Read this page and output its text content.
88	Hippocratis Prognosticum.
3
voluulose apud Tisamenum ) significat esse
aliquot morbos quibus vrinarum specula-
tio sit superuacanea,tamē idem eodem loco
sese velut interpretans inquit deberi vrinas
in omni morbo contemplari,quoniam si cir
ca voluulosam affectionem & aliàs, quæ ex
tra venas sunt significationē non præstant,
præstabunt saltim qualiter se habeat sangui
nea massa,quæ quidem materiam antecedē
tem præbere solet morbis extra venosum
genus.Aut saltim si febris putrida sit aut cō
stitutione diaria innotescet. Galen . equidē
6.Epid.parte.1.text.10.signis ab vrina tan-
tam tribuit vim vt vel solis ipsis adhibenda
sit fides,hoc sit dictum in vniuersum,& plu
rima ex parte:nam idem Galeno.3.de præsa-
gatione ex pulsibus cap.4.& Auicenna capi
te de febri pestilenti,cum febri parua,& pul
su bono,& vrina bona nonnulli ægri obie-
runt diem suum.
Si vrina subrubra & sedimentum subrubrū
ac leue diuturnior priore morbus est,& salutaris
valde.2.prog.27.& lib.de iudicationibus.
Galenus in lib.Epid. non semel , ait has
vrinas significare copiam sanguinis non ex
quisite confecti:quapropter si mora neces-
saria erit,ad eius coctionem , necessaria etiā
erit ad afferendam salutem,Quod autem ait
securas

▶ **Work to complete**:
Go through the listing and print each line exactly as it appears.

▶ **The result**:
Read this page and output its text content.
88	Hippocratis Prognosticum.
3
voluulose apud Tisamenum ) significat esse
aliquot morbos quibus vrinarum specula-
tio sit superuacanea,tamē idem eodem loco
sese velut interpretans inquit deberi vrinas
in omni morbo contemplari,quoniam si cir
ca voluulosam affectionem & aliàs, quæ ex
tra venas sunt significationē non præstant,
præstabunt saltim qualiter se habeat sangui
nea massa,quæ quidem materiam antecedē
tem præbere solet morbis extra venosum
genus.Aut saltim si febris putrida sit aut cō
stitutione diaria innotescet. Galen . equidē
6.Epid.parte.1.text.10.signis ab vrina tan-
tam tribuit vim vt vel solis ipsis adhibenda
sit fides,hoc sit dictum in vniuersum,& plu
rima ex parte:nam idem Galeno.3.de præsa-
gatione ex pulsibus cap.4.& Auicenna capi
te de febri pestilenti,cum febri parua,& pul
su bono,& vrina bona nonnulli ægri obie-
runt diem suum.
Si vrina subrubra & sedimentum subrubrū
ac leue diuturnior priore morbus est,& salutaris
valde.2.prog.27.& lib.de iudicationibus.
Galenus in lib.Epid. non semel , ait has
vrinas significare copiam sanguinis non ex
quisite confecti:quapropter si mora neces-
saria erit,ad eius coctionem , necessaria etiā
erit ad afferendam salutem,Quod autem ait
securas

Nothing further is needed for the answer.